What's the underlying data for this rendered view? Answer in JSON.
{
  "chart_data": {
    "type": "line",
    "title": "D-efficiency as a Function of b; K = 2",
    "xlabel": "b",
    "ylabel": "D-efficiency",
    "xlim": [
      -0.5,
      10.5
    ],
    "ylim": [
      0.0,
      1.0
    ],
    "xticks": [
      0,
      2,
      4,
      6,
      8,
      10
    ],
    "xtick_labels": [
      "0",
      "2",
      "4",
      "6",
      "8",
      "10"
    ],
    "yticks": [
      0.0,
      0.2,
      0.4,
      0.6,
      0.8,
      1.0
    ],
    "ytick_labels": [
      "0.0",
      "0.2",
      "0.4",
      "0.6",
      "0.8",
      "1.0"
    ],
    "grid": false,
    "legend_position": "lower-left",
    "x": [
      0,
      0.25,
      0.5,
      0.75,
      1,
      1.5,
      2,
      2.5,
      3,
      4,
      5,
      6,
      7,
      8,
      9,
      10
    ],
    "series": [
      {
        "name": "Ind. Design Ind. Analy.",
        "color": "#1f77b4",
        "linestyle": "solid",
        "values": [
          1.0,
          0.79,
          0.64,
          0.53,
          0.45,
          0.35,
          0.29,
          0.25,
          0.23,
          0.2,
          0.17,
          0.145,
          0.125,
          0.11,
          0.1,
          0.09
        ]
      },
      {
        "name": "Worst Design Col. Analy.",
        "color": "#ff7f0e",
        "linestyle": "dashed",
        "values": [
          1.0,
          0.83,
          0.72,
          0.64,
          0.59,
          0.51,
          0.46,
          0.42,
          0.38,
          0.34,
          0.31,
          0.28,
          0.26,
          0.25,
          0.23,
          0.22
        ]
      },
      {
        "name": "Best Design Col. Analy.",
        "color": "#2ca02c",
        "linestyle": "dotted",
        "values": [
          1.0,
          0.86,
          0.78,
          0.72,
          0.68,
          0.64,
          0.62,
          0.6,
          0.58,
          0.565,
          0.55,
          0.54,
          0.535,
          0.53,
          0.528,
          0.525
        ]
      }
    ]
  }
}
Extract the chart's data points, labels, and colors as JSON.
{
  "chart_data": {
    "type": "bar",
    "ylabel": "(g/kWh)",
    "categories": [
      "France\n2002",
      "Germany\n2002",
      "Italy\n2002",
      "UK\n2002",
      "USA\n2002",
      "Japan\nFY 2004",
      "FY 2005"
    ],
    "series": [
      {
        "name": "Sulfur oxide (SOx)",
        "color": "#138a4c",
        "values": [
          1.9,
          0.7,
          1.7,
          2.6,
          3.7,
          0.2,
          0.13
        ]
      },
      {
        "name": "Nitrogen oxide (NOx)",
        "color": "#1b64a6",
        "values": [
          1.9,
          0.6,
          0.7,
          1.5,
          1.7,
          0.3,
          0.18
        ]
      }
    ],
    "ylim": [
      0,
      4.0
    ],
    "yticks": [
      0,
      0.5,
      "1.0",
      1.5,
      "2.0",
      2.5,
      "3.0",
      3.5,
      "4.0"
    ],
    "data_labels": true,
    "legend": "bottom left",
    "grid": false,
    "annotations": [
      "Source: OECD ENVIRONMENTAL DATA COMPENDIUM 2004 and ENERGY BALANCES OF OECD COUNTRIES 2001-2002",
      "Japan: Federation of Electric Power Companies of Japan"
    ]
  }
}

-.-.-

◆ What you have to do
Every entry in the listing must be retyped exactly.

◆ Task output
What's the underlying data for this rendered view? Answer in JSON.
{
  "chart_data": {
    "type": "line",
    "title": "D-efficiency as a Function of b; K = 2",
    "xlabel": "b",
    "ylabel": "D-efficiency",
    "xlim": [
      -0.5,
      10.5
    ],
    "ylim": [
      0.0,
      1.0
    ],
    "xticks": [
      0,
      2,
      4,
      6,
      8,
      10
    ],
    "xtick_labels": [
      "0",
      "2",
      "4",
      "6",
      "8",
      "10"
    ],
    "yticks": [
      0.0,
      0.2,
      0.4,
      0.6,
      0.8,
      1.0
    ],
    "ytick_labels": [
      "0.0",
      "0.2",
      "0.4",
      "0.6",
      "0.8",
      "1.0"
    ],
    "grid": false,
    "legend_position": "lower-left",
    "x": [
      0,
      0.25,
      0.5,
      0.75,
      1,
      1.5,
      2,
      2.5,
      3,
      4,
      5,
      6,
      7,
      8,
      9,
      10
    ],
    "series": [
      {
        "name": "Ind. Design Ind. Analy.",
        "color": "#1f77b4",
        "linestyle": "solid",
        "values": [
          1.0,
          0.79,
          0.64,
          0.53,
          0.45,
          0.35,
          0.29,
          0.25,
          0.23,
          0.2,
          0.17,
          0.145,
          0.125,
          0.11,
          0.1,
          0.09
        ]
      },
      {
        "name": "Worst Design Col. Analy.",
        "color": "#ff7f0e",
        "linestyle": "dashed",
        "values": [
          1.0,
          0.83,
          0.72,
          0.64,
          0.59,
          0.51,
          0.46,
          0.42,
          0.38,
          0.34,
          0.31,
          0.28,
          0.26,
          0.25,
          0.23,
          0.22
        ]
      },
      {
        "name": "Best Design Col. Analy.",
        "color": "#2ca02c",
        "linestyle": "dotted",
        "values": [
          1.0,
          0.86,
          0.78,
          0.72,
          0.68,
          0.64,
          0.62,
          0.6,
          0.58,
          0.565,
          0.55,
          0.54,
          0.535,
          0.53,
          0.528,
          0.525
        ]
      }
    ]
  }
}
Extract the chart's data points, labels, and colors as JSON.
{
  "chart_data": {
    "type": "bar",
    "ylabel": "(g/kWh)",
    "categories": [
      "France\n2002",
      "Germany\n2002",
      "Italy\n2002",
      "UK\n2002",
      "USA\n2002",
      "Japan\nFY 2004",
      "FY 2005"
    ],
    "series": [
      {
        "name": "Sulfur oxide (SOx)",
        "color": "#138a4c",
        "values": [
          1.9,
          0.7,
          1.7,
          2.6,
          3.7,
          0.2,
          0.13
        ]
      },
      {
        "name": "Nitrogen oxide (NOx)",
        "color": "#1b64a6",
        "values": [
          1.9,
          0.6,
          0.7,
          1.5,
          1.7,
          0.3,
          0.18
        ]
      }
    ],
    "ylim": [
      0,
      4.0
    ],
    "yticks": [
      0,
      0.5,
      "1.0",
      1.5,
      "2.0",
      2.5,
      "3.0",
      3.5,
      "4.0"
    ],
    "data_labels": true,
    "legend": "bottom left",
    "grid": false,
    "annotations": [
      "Source: OECD ENVIRONMENTAL DATA COMPENDIUM 2004 and ENERGY BALANCES OF OECD COUNTRIES 2001-2002",
      "Japan: Federation of Electric Power Companies of Japan"
    ]
  }
}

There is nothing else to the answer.